**Goal of the exercise**
Return the material below word for word, every line unchanged, but leave the pictures out.

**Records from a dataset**
--- BEGIN ---

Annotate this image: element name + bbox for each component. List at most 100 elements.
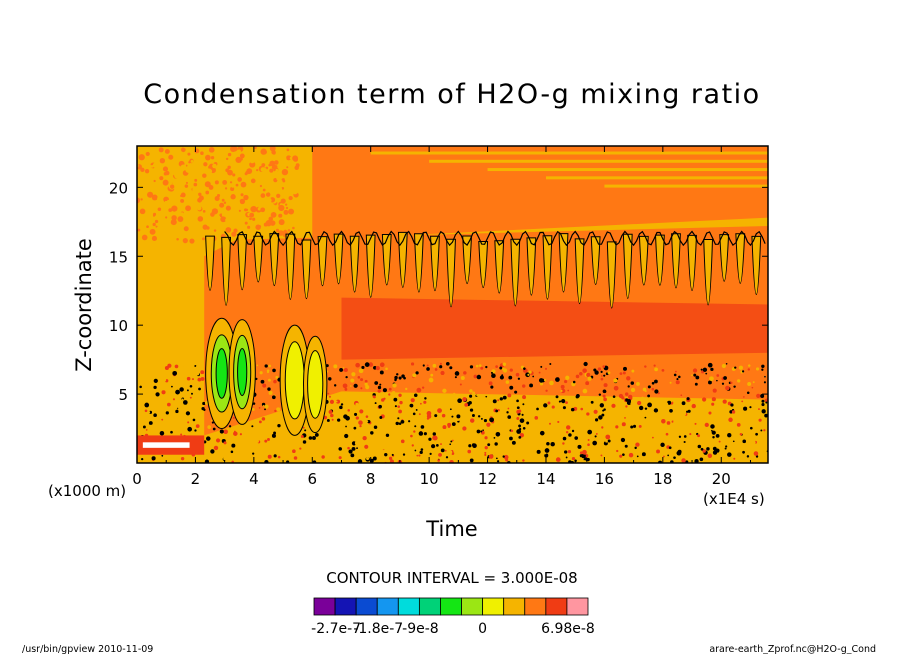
boundary-speck [669,408,673,413]
texture-speck [202,173,207,178]
boundary-speck [165,370,170,376]
boundary-speck [171,385,173,388]
texture-speck [241,213,245,218]
cloud-tower [510,238,521,307]
boundary-speck [516,399,519,403]
boundary-speck [619,372,623,376]
boundary-speck [428,395,433,400]
boundary-speck [666,421,671,425]
boundary-speck [207,425,212,429]
boundary-speck [579,454,583,458]
boundary-speck [293,456,298,460]
boundary-speck [469,394,473,398]
boundary-speck [437,421,442,426]
colorbar-label: 6.98e-8 [541,621,595,637]
boundary-speck [414,449,417,452]
texture-speck [265,220,272,227]
boundary-speck [200,376,205,381]
texture-speck [221,212,226,217]
boundary-speck [268,391,273,396]
boundary-speck [681,401,686,406]
boundary-speck [707,453,713,458]
boundary-speck [357,459,363,463]
boundary-speck [148,458,152,462]
boundary-speck [152,418,155,421]
boundary-speck [497,399,500,402]
boundary-speck [277,423,281,428]
texture-speck [237,149,241,154]
boundary-speck [395,407,398,411]
boundary-speck [405,420,408,423]
cloud-tower [655,234,665,286]
texture-speck [249,161,256,168]
boundary-speck [711,402,715,406]
texture-speck [247,229,252,235]
boundary-speck [358,420,363,425]
boundary-speck [489,417,495,423]
boundary-speck [657,392,660,395]
boundary-speck [635,442,640,447]
boundary-speck [195,371,200,376]
boundary-speck [447,425,451,428]
colorbar-label: -9e-8 [402,621,439,637]
boundary-speck [357,376,361,379]
boundary-speck [727,433,732,438]
texture-speck [235,224,240,228]
boundary-speck [337,418,340,421]
boundary-speck [469,365,474,369]
boundary-speck [509,368,513,372]
texture-speck [281,187,285,190]
boundary-speck [555,457,561,462]
boundary-speck [393,397,398,402]
boundary-speck [725,362,728,365]
boundary-speck [582,388,588,394]
boundary-speck [145,429,148,431]
boundary-speck [189,384,193,388]
texture-speck [140,167,145,173]
boundary-speck [232,416,235,419]
texture-speck [198,192,202,197]
boundary-speck [653,408,659,413]
boundary-speck [460,375,465,380]
boundary-speck [575,395,579,399]
boundary-speck [432,435,437,441]
boundary-speck [541,411,546,416]
boundary-speck [261,417,266,421]
texture-speck [216,215,221,219]
texture-speck [152,212,157,216]
texture-speck [168,154,174,160]
boundary-speck [560,388,566,394]
boundary-speck [562,436,567,441]
y-unit-label: (x1000 m) [48,482,126,500]
texture-speck [170,219,177,226]
texture-speck [273,178,278,183]
boundary-speck [615,457,620,461]
texture-speck [241,228,247,233]
texture-speck [175,229,180,234]
boundary-speck [405,387,408,391]
boundary-speck [420,402,422,405]
texture-speck [226,192,232,197]
boundary-speck [643,441,648,446]
texture-speck [177,154,183,160]
boundary-speck [580,407,584,411]
boundary-speck [638,424,642,428]
boundary-speck [595,432,598,435]
boundary-speck [468,444,472,448]
boundary-speck [377,385,382,390]
boundary-speck [394,378,397,381]
boundary-speck [694,382,698,386]
boundary-speck [171,456,177,462]
boundary-speck [469,389,473,393]
texture-speck [174,146,180,151]
texture-speck [271,204,275,208]
texture-speck [288,208,295,215]
texture-speck [189,218,193,223]
boundary-speck [333,394,337,397]
boundary-speck [495,431,501,437]
boundary-speck [764,375,766,378]
contour-fields [137,146,768,463]
texture-speck [138,154,145,161]
boundary-speck [453,417,457,422]
boundary-speck [722,399,727,404]
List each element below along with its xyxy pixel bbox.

--- END ---

**Expected answer**
Annotate this image: element name + bbox for each component. List at most 100 elements.
boundary-speck [669,408,673,413]
texture-speck [202,173,207,178]
boundary-speck [165,370,170,376]
boundary-speck [171,385,173,388]
texture-speck [241,213,245,218]
cloud-tower [510,238,521,307]
boundary-speck [516,399,519,403]
boundary-speck [619,372,623,376]
boundary-speck [428,395,433,400]
boundary-speck [666,421,671,425]
boundary-speck [207,425,212,429]
boundary-speck [579,454,583,458]
boundary-speck [293,456,298,460]
boundary-speck [469,394,473,398]
boundary-speck [437,421,442,426]
colorbar-label: 6.98e-8 [541,621,595,637]
boundary-speck [414,449,417,452]
texture-speck [265,220,272,227]
boundary-speck [200,376,205,381]
texture-speck [221,212,226,217]
boundary-speck [268,391,273,396]
boundary-speck [681,401,686,406]
boundary-speck [707,453,713,458]
boundary-speck [357,459,363,463]
boundary-speck [148,458,152,462]
boundary-speck [152,418,155,421]
boundary-speck [497,399,500,402]
boundary-speck [277,423,281,428]
texture-speck [237,149,241,154]
boundary-speck [395,407,398,411]
boundary-speck [405,420,408,423]
cloud-tower [655,234,665,286]
texture-speck [249,161,256,168]
boundary-speck [711,402,715,406]
texture-speck [247,229,252,235]
boundary-speck [358,420,363,425]
boundary-speck [489,417,495,423]
boundary-speck [657,392,660,395]
boundary-speck [635,442,640,447]
boundary-speck [195,371,200,376]
boundary-speck [447,425,451,428]
colorbar-label: -9e-8 [402,621,439,637]
boundary-speck [357,376,361,379]
boundary-speck [727,433,732,438]
texture-speck [235,224,240,228]
boundary-speck [337,418,340,421]
boundary-speck [469,365,474,369]
boundary-speck [509,368,513,372]
texture-speck [281,187,285,190]
boundary-speck [555,457,561,462]
boundary-speck [393,397,398,402]
boundary-speck [725,362,728,365]
boundary-speck [582,388,588,394]
boundary-speck [145,429,148,431]
boundary-speck [189,384,193,388]
texture-speck [140,167,145,173]
boundary-speck [232,416,235,419]
texture-speck [198,192,202,197]
boundary-speck [653,408,659,413]
boundary-speck [460,375,465,380]
boundary-speck [575,395,579,399]
boundary-speck [432,435,437,441]
boundary-speck [541,411,546,416]
boundary-speck [261,417,266,421]
texture-speck [216,215,221,219]
texture-speck [152,212,157,216]
texture-speck [168,154,174,160]
boundary-speck [560,388,566,394]
boundary-speck [562,436,567,441]
y-unit-label: (x1000 m) [48,482,126,500]
texture-speck [170,219,177,226]
texture-speck [273,178,278,183]
boundary-speck [615,457,620,461]
texture-speck [241,228,247,233]
texture-speck [175,229,180,234]
boundary-speck [405,387,408,391]
boundary-speck [420,402,422,405]
texture-speck [226,192,232,197]
boundary-speck [643,441,648,446]
texture-speck [177,154,183,160]
boundary-speck [580,407,584,411]
boundary-speck [638,424,642,428]
boundary-speck [595,432,598,435]
boundary-speck [468,444,472,448]
boundary-speck [377,385,382,390]
boundary-speck [394,378,397,381]
boundary-speck [694,382,698,386]
boundary-speck [171,456,177,462]
boundary-speck [469,389,473,393]
texture-speck [174,146,180,151]
texture-speck [271,204,275,208]
texture-speck [288,208,295,215]
texture-speck [189,218,193,223]
boundary-speck [333,394,337,397]
boundary-speck [495,431,501,437]
boundary-speck [764,375,766,378]
contour-fields [137,146,768,463]
texture-speck [138,154,145,161]
boundary-speck [453,417,457,422]
boundary-speck [722,399,727,404]
List each element below along with its xyxy pixel bbox.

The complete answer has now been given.